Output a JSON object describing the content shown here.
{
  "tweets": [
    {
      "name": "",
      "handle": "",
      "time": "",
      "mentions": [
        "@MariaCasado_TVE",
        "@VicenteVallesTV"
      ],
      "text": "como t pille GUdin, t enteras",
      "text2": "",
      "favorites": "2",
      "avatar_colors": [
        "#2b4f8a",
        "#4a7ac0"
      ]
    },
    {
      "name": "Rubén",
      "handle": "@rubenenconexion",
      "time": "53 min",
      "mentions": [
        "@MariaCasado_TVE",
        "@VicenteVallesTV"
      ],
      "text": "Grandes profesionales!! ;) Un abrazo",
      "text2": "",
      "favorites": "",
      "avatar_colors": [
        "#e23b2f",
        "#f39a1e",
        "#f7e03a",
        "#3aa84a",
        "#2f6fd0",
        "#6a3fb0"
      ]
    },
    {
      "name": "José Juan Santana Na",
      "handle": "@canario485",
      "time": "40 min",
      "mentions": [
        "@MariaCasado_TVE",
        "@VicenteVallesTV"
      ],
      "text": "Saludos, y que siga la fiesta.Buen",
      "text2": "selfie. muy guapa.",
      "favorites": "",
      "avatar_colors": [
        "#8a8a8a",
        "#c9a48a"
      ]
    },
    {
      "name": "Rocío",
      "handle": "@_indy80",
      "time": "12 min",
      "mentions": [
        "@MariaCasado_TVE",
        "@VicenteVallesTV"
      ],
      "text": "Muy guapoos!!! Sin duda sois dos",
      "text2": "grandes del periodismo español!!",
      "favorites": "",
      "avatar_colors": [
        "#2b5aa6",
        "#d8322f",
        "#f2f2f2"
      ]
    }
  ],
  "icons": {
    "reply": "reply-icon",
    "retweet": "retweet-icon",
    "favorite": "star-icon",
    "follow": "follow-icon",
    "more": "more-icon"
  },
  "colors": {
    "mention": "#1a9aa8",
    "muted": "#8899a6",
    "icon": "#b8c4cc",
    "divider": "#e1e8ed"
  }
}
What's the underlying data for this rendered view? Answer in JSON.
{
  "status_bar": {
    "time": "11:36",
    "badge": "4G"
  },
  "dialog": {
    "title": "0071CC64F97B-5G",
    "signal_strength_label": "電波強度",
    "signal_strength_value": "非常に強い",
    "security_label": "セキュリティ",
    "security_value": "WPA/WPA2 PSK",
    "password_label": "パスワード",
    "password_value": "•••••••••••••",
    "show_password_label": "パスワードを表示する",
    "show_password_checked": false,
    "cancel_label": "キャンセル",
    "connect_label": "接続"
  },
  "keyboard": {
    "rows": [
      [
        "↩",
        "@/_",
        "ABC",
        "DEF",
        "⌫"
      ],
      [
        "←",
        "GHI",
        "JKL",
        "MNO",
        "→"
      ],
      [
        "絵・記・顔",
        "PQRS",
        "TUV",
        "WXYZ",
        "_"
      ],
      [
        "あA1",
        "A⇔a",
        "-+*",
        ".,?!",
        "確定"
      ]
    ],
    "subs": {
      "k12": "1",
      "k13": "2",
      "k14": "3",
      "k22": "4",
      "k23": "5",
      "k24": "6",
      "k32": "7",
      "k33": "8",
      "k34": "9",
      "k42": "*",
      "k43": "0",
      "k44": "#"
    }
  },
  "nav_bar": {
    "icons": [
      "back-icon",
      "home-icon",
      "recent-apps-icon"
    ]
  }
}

####################

Directions for this task: Write the listing out again, exactly as shown above.

Result of this task:
Output a JSON object describing the content shown here.
{
  "tweets": [
    {
      "name": "",
      "handle": "",
      "time": "",
      "mentions": [
        "@MariaCasado_TVE",
        "@VicenteVallesTV"
      ],
      "text": "como t pille GUdin, t enteras",
      "text2": "",
      "favorites": "2",
      "avatar_colors": [
        "#2b4f8a",
        "#4a7ac0"
      ]
    },
    {
      "name": "Rubén",
      "handle": "@rubenenconexion",
      "time": "53 min",
      "mentions": [
        "@MariaCasado_TVE",
        "@VicenteVallesTV"
      ],
      "text": "Grandes profesionales!! ;) Un abrazo",
      "text2": "",
      "favorites": "",
      "avatar_colors": [
        "#e23b2f",
        "#f39a1e",
        "#f7e03a",
        "#3aa84a",
        "#2f6fd0",
        "#6a3fb0"
      ]
    },
    {
      "name": "José Juan Santana Na",
      "handle": "@canario485",
      "time": "40 min",
      "mentions": [
        "@MariaCasado_TVE",
        "@VicenteVallesTV"
      ],
      "text": "Saludos, y que siga la fiesta.Buen",
      "text2": "selfie. muy guapa.",
      "favorites": "",
      "avatar_colors": [
        "#8a8a8a",
        "#c9a48a"
      ]
    },
    {
      "name": "Rocío",
      "handle": "@_indy80",
      "time": "12 min",
      "mentions": [
        "@MariaCasado_TVE",
        "@VicenteVallesTV"
      ],
      "text": "Muy guapoos!!! Sin duda sois dos",
      "text2": "grandes del periodismo español!!",
      "favorites": "",
      "avatar_colors": [
        "#2b5aa6",
        "#d8322f",
        "#f2f2f2"
      ]
    }
  ],
  "icons": {
    "reply": "reply-icon",
    "retweet": "retweet-icon",
    "favorite": "star-icon",
    "follow": "follow-icon",
    "more": "more-icon"
  },
  "colors": {
    "mention": "#1a9aa8",
    "muted": "#8899a6",
    "icon": "#b8c4cc",
    "divider": "#e1e8ed"
  }
}
What's the underlying data for this rendered view? Answer in JSON.
{
  "status_bar": {
    "time": "11:36",
    "badge": "4G"
  },
  "dialog": {
    "title": "0071CC64F97B-5G",
    "signal_strength_label": "電波強度",
    "signal_strength_value": "非常に強い",
    "security_label": "セキュリティ",
    "security_value": "WPA/WPA2 PSK",
    "password_label": "パスワード",
    "password_value": "•••••••••••••",
    "show_password_label": "パスワードを表示する",
    "show_password_checked": false,
    "cancel_label": "キャンセル",
    "connect_label": "接続"
  },
  "keyboard": {
    "rows": [
      [
        "↩",
        "@/_",
        "ABC",
        "DEF",
        "⌫"
      ],
      [
        "←",
        "GHI",
        "JKL",
        "MNO",
        "→"
      ],
      [
        "絵・記・顔",
        "PQRS",
        "TUV",
        "WXYZ",
        "_"
      ],
      [
        "あA1",
        "A⇔a",
        "-+*",
        ".,?!",
        "確定"
      ]
    ],
    "subs": {
      "k12": "1",
      "k13": "2",
      "k14": "3",
      "k22": "4",
      "k23": "5",
      "k24": "6",
      "k32": "7",
      "k33": "8",
      "k34": "9",
      "k42": "*",
      "k43": "0",
      "k44": "#"
    }
  },
  "nav_bar": {
    "icons": [
      "back-icon",
      "home-icon",
      "recent-apps-icon"
    ]
  }
}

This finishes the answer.